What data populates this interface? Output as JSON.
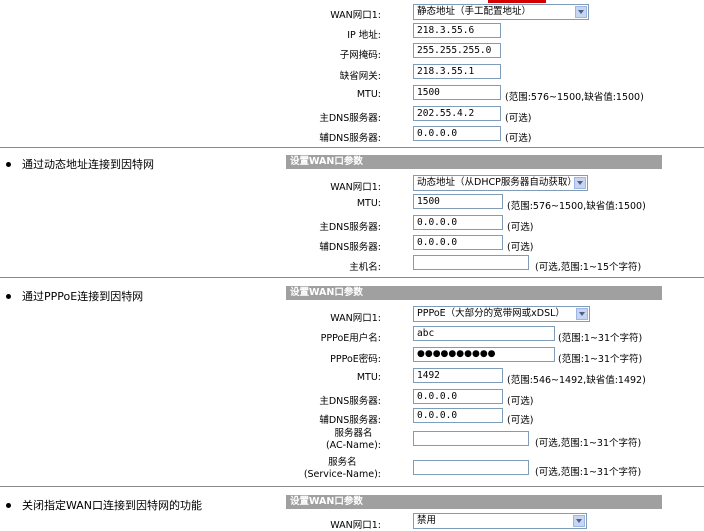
{
  "static": {
    "wan_port_label": "WAN网口1:",
    "wan_port_value": "静态地址（手工配置地址）",
    "ip_label": "IP 地址:",
    "ip_value": "218.3.55.6",
    "mask_label": "子网掩码:",
    "mask_value": "255.255.255.0",
    "gateway_label": "缺省网关:",
    "gateway_value": "218.3.55.1",
    "mtu_label": "MTU:",
    "mtu_value": "1500",
    "mtu_hint": "(范围:576~1500,缺省值:1500)",
    "dns1_label": "主DNS服务器:",
    "dns1_value": "202.55.4.2",
    "dns1_hint": "(可选)",
    "dns2_label": "辅DNS服务器:",
    "dns2_value": "0.0.0.0",
    "dns2_hint": "(可选)"
  },
  "dynamic": {
    "bullet": "通过动态地址连接到因特网",
    "header": "设置WAN口参数",
    "wan_port_label": "WAN网口1:",
    "wan_port_value": "动态地址（从DHCP服务器自动获取）",
    "mtu_label": "MTU:",
    "mtu_value": "1500",
    "mtu_hint": "(范围:576~1500,缺省值:1500)",
    "dns1_label": "主DNS服务器:",
    "dns1_value": "0.0.0.0",
    "dns1_hint": "(可选)",
    "dns2_label": "辅DNS服务器:",
    "dns2_value": "0.0.0.0",
    "dns2_hint": "(可选)",
    "host_label": "主机名:",
    "host_value": "",
    "host_hint": "(可选,范围:1~15个字符)"
  },
  "pppoe": {
    "bullet": "通过PPPoE连接到因特网",
    "header": "设置WAN口参数",
    "wan_port_label": "WAN网口1:",
    "wan_port_value": "PPPoE（大部分的宽带网或xDSL）",
    "user_label": "PPPoE用户名:",
    "user_value": "abc",
    "user_hint": "(范围:1~31个字符)",
    "pass_label": "PPPoE密码:",
    "pass_value": "●●●●●●●●●●",
    "pass_hint": "(范围:1~31个字符)",
    "mtu_label": "MTU:",
    "mtu_value": "1492",
    "mtu_hint": "(范围:546~1492,缺省值:1492)",
    "dns1_label": "主DNS服务器:",
    "dns1_value": "0.0.0.0",
    "dns1_hint": "(可选)",
    "dns2_label": "辅DNS服务器:",
    "dns2_value": "0.0.0.0",
    "dns2_hint": "(可选)",
    "ac_label_line1": "服务器名",
    "ac_label_line2": "(AC-Name):",
    "ac_value": "",
    "ac_hint": "(可选,范围:1~31个字符)",
    "svc_label_line1": "服务名",
    "svc_label_line2": "(Service-Name):",
    "svc_value": "",
    "svc_hint": "(可选,范围:1~31个字符)"
  },
  "disabled": {
    "bullet": "关闭指定WAN口连接到因特网的功能",
    "header": "设置WAN口参数",
    "wan_port_label": "WAN网口1:",
    "wan_port_value": "禁用"
  }
}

★ ★ ★ ★

### THE TASK
Write out the records above exactly as they stand, leaving out every picture.

### RESPONSE BELOW
What data populates this interface? Output as JSON.
{
  "static": {
    "wan_port_label": "WAN网口1:",
    "wan_port_value": "静态地址（手工配置地址）",
    "ip_label": "IP 地址:",
    "ip_value": "218.3.55.6",
    "mask_label": "子网掩码:",
    "mask_value": "255.255.255.0",
    "gateway_label": "缺省网关:",
    "gateway_value": "218.3.55.1",
    "mtu_label": "MTU:",
    "mtu_value": "1500",
    "mtu_hint": "(范围:576~1500,缺省值:1500)",
    "dns1_label": "主DNS服务器:",
    "dns1_value": "202.55.4.2",
    "dns1_hint": "(可选)",
    "dns2_label": "辅DNS服务器:",
    "dns2_value": "0.0.0.0",
    "dns2_hint": "(可选)"
  },
  "dynamic": {
    "bullet": "通过动态地址连接到因特网",
    "header": "设置WAN口参数",
    "wan_port_label": "WAN网口1:",
    "wan_port_value": "动态地址（从DHCP服务器自动获取）",
    "mtu_label": "MTU:",
    "mtu_value": "1500",
    "mtu_hint": "(范围:576~1500,缺省值:1500)",
    "dns1_label": "主DNS服务器:",
    "dns1_value": "0.0.0.0",
    "dns1_hint": "(可选)",
    "dns2_label": "辅DNS服务器:",
    "dns2_value": "0.0.0.0",
    "dns2_hint": "(可选)",
    "host_label": "主机名:",
    "host_value": "",
    "host_hint": "(可选,范围:1~15个字符)"
  },
  "pppoe": {
    "bullet": "通过PPPoE连接到因特网",
    "header": "设置WAN口参数",
    "wan_port_label": "WAN网口1:",
    "wan_port_value": "PPPoE（大部分的宽带网或xDSL）",
    "user_label": "PPPoE用户名:",
    "user_value": "abc",
    "user_hint": "(范围:1~31个字符)",
    "pass_label": "PPPoE密码:",
    "pass_value": "●●●●●●●●●●",
    "pass_hint": "(范围:1~31个字符)",
    "mtu_label": "MTU:",
    "mtu_value": "1492",
    "mtu_hint": "(范围:546~1492,缺省值:1492)",
    "dns1_label": "主DNS服务器:",
    "dns1_value": "0.0.0.0",
    "dns1_hint": "(可选)",
    "dns2_label": "辅DNS服务器:",
    "dns2_value": "0.0.0.0",
    "dns2_hint": "(可选)",
    "ac_label_line1": "服务器名",
    "ac_label_line2": "(AC-Name):",
    "ac_value": "",
    "ac_hint": "(可选,范围:1~31个字符)",
    "svc_label_line1": "服务名",
    "svc_label_line2": "(Service-Name):",
    "svc_value": "",
    "svc_hint": "(可选,范围:1~31个字符)"
  },
  "disabled": {
    "bullet": "关闭指定WAN口连接到因特网的功能",
    "header": "设置WAN口参数",
    "wan_port_label": "WAN网口1:",
    "wan_port_value": "禁用"
  }
}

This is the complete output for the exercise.